To be done → Pull out every line with the word "można" from the entries below.
<<<<
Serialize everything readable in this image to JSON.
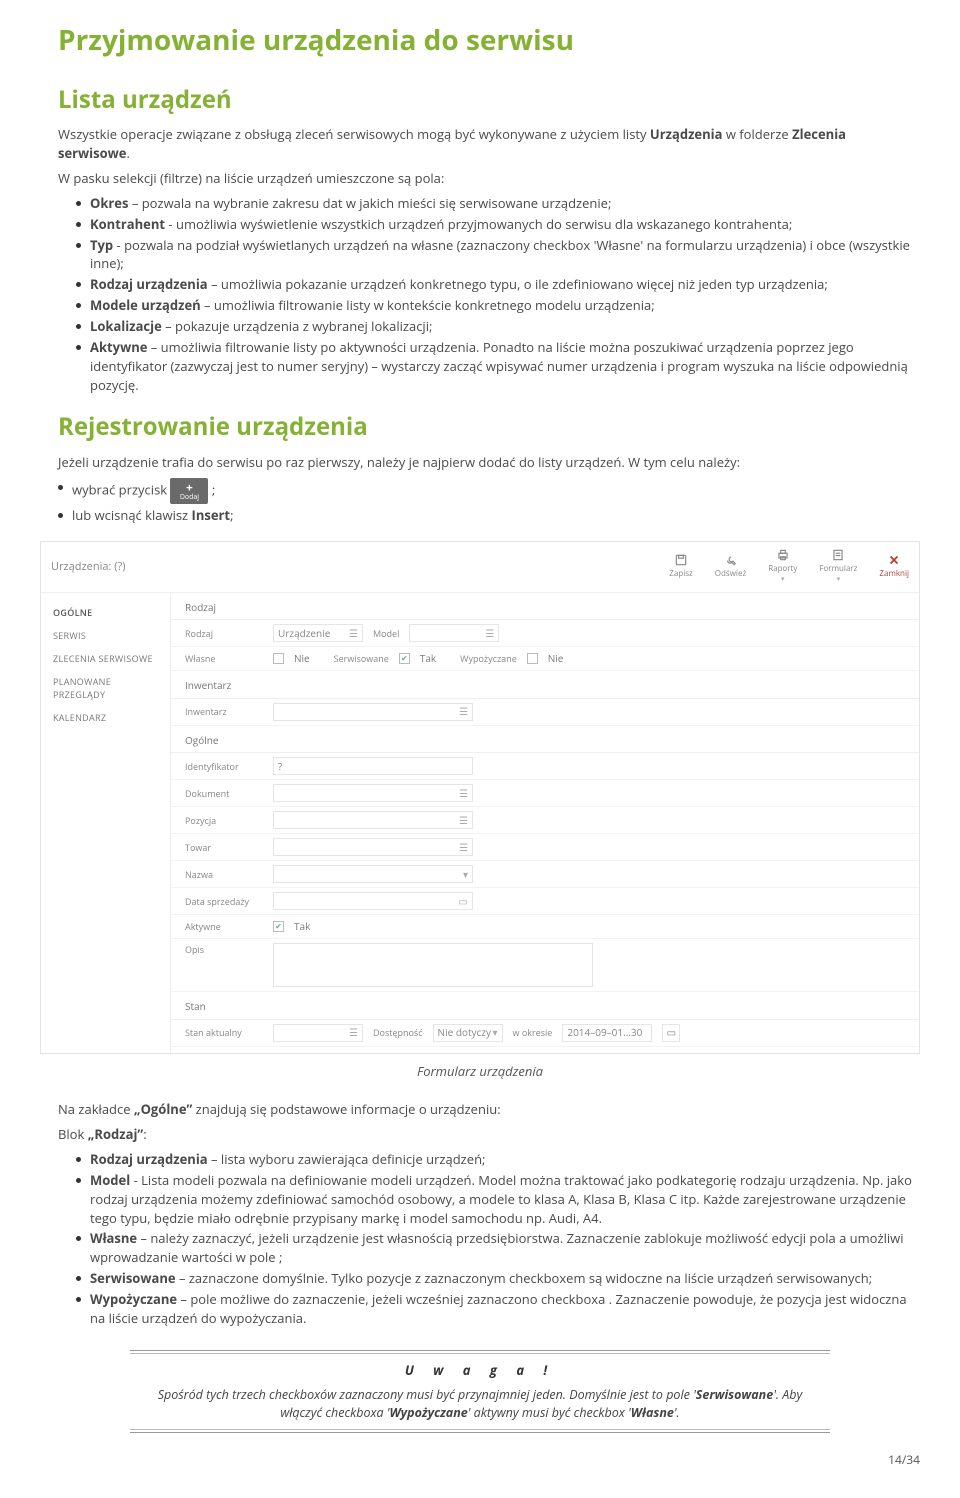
{
  "page_title": "Przyjmowanie urządzenia do serwisu",
  "section1": {
    "title": "Lista urządzeń",
    "intro_pre": "Wszystkie operacje związane z obsługą zleceń serwisowych mogą być wykonywane z użyciem listy ",
    "intro_bold1": "Urządzenia",
    "intro_mid": " w folderze ",
    "intro_bold2": "Zlecenia serwisowe",
    "intro_post": ".",
    "lead2": "W pasku selekcji (filtrze) na liście urządzeń umieszczone są pola:",
    "items": [
      {
        "b": "Okres",
        "t": " – pozwala na wybranie zakresu dat w jakich mieści się serwisowane urządzenie;"
      },
      {
        "b": "Kontrahent",
        "t": " - umożliwia wyświetlenie wszystkich urządzeń przyjmowanych do serwisu dla wskazanego kontrahenta;"
      },
      {
        "b": "Typ",
        "t": " - pozwala na podział wyświetlanych urządzeń na własne (zaznaczony checkbox 'Własne' na formularzu urządzenia) i obce (wszystkie inne);"
      },
      {
        "b": "Rodzaj urządzenia",
        "t": " – umożliwia pokazanie urządzeń konkretnego typu, o ile zdefiniowano więcej niż jeden typ urządzenia;"
      },
      {
        "b": "Modele urządzeń",
        "t": " – umożliwia filtrowanie listy w kontekście konkretnego modelu urządzenia;"
      },
      {
        "b": "Lokalizacje",
        "t": " – pokazuje urządzenia z wybranej lokalizacji;"
      },
      {
        "b": "Aktywne",
        "t": " – umożliwia filtrowanie listy po aktywności urządzenia. Ponadto na liście można poszukiwać urządzenia poprzez jego identyfikator (zazwyczaj jest to numer seryjny) – wystarczy zacząć wpisywać numer urządzenia i program wyszuka na liście odpowiednią pozycję."
      }
    ]
  },
  "section2": {
    "title": "Rejestrowanie urządzenia",
    "lead": "Jeżeli urządzenie trafia do serwisu po raz pierwszy, należy je najpierw dodać do listy urządzeń. W tym celu należy:",
    "btn_label": "Dodaj",
    "items": [
      {
        "pre": "wybrać przycisk ",
        "btn": true,
        "post": " ;"
      },
      {
        "pre": "lub wcisnąć klawisz ",
        "bold": "Insert",
        "post": ";"
      }
    ]
  },
  "form": {
    "header_title": "Urządzenia: (?)",
    "tools": {
      "save": "Zapisz",
      "refresh": "Odśwież",
      "reports": "Raporty",
      "lists": "Formularz",
      "close": "Zamknij"
    },
    "sidebar": [
      "OGÓLNE",
      "SERWIS",
      "ZLECENIA SERWISOWE",
      "PLANOWANE PRZEGLĄDY",
      "KALENDARZ"
    ],
    "g1_title": "Rodzaj",
    "g1_rodzaj": "Rodzaj",
    "g1_urzadzenie": "Urządzenie",
    "g1_model": "Model",
    "g1_wlasne": "Własne",
    "g1_wlasne_val": "Nie",
    "g1_serwisowane": "Serwisowane",
    "g1_serwisowane_val": "Tak",
    "g1_wypozyczane": "Wypożyczane",
    "g1_wypozyczane_val": "Nie",
    "g2_title": "Inwentarz",
    "g2_inw": "Inwentarz",
    "g3_title": "Ogólne",
    "g3_ident": "Identyfikator",
    "g3_ident_val": "?",
    "g3_dok": "Dokument",
    "g3_poz": "Pozycja",
    "g3_towar": "Towar",
    "g3_nazwa": "Nazwa",
    "g3_data": "Data sprzedaży",
    "g3_aktywne": "Aktywne",
    "g3_aktywne_val": "Tak",
    "g3_opis": "Opis",
    "g4_title": "Stan",
    "g4_stan": "Stan aktualny",
    "g4_dost": "Dostępność",
    "g4_dost_val": "Nie dotyczy",
    "g4_okres": "w okresie",
    "g4_okres_val": "2014–09–01…30"
  },
  "caption": "Formularz urządzenia",
  "section3": {
    "lead_pre": "Na zakładce ",
    "lead_bold": "„Ogólne”",
    "lead_post": " znajdują się podstawowe informacje o urządzeniu:",
    "lead2_pre": "Blok ",
    "lead2_bold": "„Rodzaj”",
    "lead2_post": ":",
    "items": [
      {
        "b": "Rodzaj urządzenia",
        "t": " – lista wyboru zawierająca definicje urządzeń;"
      },
      {
        "b": "Model",
        "t": " - Lista modeli pozwala na definiowanie modeli urządzeń. Model można traktować jako podkategorię rodzaju urządzenia. Np. jako rodzaj urządzenia możemy zdefiniować samochód osobowy, a modele to klasa A, Klasa B, Klasa C itp. Każde zarejestrowane urządzenie tego typu, będzie miało odrębnie przypisany markę i model samochodu np. Audi, A4."
      },
      {
        "b": "Własne",
        "t": " – należy zaznaczyć, jeżeli urządzenie jest własnością przedsiębiorstwa. Zaznaczenie zablokuje możliwość edycji pola a umożliwi wprowadzanie wartości w pole ;"
      },
      {
        "b": "Serwisowane",
        "t": " – zaznaczone domyślnie. Tylko pozycje z zaznaczonym checkboxem są widoczne na liście urządzeń serwisowanych;"
      },
      {
        "b": "Wypożyczane",
        "t": " – pole możliwe do zaznaczenie, jeżeli wcześniej zaznaczono checkboxa . Zaznaczenie powoduje, że pozycja jest widoczna na liście urządzeń do wypożyczania."
      }
    ]
  },
  "warn": {
    "title": "U w a g a !",
    "body_pre": "Spośród tych trzech checkboxów zaznaczony musi być przynajmniej jeden. Domyślnie jest to pole '",
    "body_b1": "Serwisowane",
    "body_mid": "'. Aby włączyć checkboxa '",
    "body_b2": "Wypożyczane",
    "body_mid2": "' aktywny musi być checkbox '",
    "body_b3": "Własne",
    "body_post": "'."
  },
  "page_num": "14/34"
}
>>>>
Complete output →
        "t": " – umożliwia filtrowanie listy po aktywności urządzenia. Ponadto na liście można poszukiwać urządzenia poprzez jego identyfikator (zazwyczaj jest to numer seryjny) – wystarczy zacząć wpisywać numer urządzenia i program wyszuka na liście odpowiednią pozycję."
        "t": " - Lista modeli pozwala na definiowanie modeli urządzeń. Model można traktować jako podkategorię rodzaju urządzenia. Np. jako rodzaj urządzenia możemy zdefiniować samochód osobowy, a modele to klasa A, Klasa B, Klasa C itp. Każde zarejestrowane urządzenie tego typu, będzie miało odrębnie przypisany markę i model samochodu np. Audi, A4."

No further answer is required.